Given exercise —
Return the number of lines that include the string "EditCL", without any other text.

Record extracts —
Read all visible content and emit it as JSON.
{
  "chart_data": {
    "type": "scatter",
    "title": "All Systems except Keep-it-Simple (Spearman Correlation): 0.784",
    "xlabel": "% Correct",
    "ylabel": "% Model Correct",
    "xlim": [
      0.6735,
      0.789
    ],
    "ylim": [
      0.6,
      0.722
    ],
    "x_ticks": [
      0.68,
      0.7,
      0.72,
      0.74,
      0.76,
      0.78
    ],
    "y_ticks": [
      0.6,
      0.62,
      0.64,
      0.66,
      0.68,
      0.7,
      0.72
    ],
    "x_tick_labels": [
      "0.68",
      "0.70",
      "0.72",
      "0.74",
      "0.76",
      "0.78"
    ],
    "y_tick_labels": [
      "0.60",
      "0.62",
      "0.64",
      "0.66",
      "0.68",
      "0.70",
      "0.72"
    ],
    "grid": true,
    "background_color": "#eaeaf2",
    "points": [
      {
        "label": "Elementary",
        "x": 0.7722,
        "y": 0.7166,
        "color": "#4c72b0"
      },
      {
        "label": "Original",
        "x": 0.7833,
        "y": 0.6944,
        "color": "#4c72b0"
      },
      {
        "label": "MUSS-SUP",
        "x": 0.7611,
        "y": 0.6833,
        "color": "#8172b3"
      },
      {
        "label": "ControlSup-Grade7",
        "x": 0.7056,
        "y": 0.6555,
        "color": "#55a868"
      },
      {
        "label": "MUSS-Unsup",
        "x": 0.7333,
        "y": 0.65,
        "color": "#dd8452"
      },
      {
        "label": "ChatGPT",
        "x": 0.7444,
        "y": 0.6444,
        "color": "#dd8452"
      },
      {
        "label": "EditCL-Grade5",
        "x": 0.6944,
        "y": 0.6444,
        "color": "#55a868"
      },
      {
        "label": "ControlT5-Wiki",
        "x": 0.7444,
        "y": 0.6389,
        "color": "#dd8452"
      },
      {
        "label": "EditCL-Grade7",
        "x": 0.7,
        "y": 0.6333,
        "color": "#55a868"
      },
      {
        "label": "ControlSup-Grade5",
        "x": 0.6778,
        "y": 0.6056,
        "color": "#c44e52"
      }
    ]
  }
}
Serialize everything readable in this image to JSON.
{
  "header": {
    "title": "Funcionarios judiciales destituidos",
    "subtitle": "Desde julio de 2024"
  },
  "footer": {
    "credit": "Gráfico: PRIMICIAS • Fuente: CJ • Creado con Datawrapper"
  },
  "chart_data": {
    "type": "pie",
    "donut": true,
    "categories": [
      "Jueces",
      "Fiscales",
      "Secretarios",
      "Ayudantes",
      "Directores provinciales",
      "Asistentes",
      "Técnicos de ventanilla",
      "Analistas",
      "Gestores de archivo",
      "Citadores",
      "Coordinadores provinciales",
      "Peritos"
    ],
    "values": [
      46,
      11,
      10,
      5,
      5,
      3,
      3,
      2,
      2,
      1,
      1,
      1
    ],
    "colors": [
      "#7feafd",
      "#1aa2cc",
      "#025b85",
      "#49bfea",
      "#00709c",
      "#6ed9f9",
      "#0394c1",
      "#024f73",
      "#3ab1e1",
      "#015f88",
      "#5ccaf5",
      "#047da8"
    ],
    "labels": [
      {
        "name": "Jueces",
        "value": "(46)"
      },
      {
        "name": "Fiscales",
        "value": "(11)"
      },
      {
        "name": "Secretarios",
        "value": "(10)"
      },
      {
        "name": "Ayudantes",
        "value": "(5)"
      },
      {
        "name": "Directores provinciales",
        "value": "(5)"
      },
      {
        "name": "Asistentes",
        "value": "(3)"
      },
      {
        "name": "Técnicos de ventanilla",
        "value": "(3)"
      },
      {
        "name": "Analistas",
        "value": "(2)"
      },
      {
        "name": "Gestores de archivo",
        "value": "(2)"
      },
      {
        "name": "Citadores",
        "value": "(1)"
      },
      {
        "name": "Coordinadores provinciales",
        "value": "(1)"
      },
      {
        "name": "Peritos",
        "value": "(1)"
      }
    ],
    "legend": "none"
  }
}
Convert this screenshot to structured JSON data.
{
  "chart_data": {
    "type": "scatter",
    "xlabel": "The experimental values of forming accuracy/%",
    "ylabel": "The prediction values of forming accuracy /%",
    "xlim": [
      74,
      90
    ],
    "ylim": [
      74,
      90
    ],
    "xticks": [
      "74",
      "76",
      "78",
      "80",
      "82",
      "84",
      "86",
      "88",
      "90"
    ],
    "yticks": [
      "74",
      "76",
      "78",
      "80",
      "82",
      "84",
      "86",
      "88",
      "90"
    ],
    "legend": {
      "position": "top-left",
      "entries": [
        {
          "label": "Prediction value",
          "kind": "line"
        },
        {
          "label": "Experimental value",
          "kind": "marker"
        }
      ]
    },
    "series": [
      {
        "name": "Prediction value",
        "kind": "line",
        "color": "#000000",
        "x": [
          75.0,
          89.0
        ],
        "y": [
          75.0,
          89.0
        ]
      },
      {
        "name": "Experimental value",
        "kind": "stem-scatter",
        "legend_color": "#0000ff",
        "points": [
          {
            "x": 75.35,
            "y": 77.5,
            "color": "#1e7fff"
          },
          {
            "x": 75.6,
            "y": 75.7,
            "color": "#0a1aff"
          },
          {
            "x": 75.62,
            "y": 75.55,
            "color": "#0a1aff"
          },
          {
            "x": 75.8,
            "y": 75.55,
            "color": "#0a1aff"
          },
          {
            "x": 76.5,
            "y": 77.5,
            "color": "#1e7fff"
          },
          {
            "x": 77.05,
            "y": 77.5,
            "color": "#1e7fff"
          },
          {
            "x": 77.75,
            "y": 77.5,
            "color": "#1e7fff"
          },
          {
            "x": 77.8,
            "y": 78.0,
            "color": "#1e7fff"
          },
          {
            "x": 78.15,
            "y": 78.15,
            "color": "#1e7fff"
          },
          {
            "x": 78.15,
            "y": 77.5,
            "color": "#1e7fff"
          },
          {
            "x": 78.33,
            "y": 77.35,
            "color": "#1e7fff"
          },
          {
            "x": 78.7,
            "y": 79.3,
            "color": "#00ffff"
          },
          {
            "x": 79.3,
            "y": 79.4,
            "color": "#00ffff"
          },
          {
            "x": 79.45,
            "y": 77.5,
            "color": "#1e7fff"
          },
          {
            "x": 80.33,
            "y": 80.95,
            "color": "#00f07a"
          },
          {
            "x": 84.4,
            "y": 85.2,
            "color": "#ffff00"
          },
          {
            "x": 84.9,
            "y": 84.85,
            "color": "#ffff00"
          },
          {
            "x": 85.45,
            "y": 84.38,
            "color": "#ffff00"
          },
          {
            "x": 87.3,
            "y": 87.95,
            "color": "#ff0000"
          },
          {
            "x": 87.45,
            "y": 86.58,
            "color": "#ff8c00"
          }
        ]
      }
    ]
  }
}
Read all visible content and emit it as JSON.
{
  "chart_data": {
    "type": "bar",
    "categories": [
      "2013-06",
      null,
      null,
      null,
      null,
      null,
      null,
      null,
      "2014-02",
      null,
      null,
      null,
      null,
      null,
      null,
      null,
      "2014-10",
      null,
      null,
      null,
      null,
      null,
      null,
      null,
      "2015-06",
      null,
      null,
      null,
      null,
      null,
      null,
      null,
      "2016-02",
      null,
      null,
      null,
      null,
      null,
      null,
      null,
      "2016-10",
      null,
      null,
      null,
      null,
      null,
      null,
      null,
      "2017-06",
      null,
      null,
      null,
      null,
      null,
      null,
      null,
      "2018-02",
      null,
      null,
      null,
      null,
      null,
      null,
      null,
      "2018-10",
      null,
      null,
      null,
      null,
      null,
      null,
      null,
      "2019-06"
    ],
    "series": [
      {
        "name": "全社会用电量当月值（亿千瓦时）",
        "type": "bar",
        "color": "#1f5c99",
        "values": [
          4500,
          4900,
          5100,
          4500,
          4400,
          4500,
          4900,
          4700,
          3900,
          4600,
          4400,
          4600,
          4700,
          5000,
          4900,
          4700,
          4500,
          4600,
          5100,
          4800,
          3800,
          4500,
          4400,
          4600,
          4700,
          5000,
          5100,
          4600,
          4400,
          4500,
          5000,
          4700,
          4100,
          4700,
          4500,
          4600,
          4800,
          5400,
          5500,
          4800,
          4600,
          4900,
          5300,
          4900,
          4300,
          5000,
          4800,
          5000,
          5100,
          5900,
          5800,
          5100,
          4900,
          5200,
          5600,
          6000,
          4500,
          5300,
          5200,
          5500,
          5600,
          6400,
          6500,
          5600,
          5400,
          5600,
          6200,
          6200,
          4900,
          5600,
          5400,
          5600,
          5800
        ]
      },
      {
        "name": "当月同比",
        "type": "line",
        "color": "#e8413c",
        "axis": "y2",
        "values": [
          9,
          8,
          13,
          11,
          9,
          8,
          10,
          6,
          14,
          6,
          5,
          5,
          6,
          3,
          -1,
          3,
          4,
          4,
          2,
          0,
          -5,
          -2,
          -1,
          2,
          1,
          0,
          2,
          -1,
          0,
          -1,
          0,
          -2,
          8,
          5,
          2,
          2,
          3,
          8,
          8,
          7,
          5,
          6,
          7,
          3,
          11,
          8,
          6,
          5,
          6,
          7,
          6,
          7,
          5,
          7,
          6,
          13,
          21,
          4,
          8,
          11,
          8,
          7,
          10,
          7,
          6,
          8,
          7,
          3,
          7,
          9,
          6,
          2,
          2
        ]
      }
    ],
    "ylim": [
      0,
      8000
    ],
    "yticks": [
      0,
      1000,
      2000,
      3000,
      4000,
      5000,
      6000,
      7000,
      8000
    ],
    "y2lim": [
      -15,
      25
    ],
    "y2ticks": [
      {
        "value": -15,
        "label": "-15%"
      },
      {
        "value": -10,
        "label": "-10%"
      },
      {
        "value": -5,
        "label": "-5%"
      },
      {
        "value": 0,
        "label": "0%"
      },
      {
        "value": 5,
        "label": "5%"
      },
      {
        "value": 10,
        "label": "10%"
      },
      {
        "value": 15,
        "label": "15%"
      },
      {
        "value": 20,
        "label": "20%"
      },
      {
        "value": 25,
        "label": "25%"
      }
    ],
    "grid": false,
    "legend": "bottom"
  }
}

Response —
2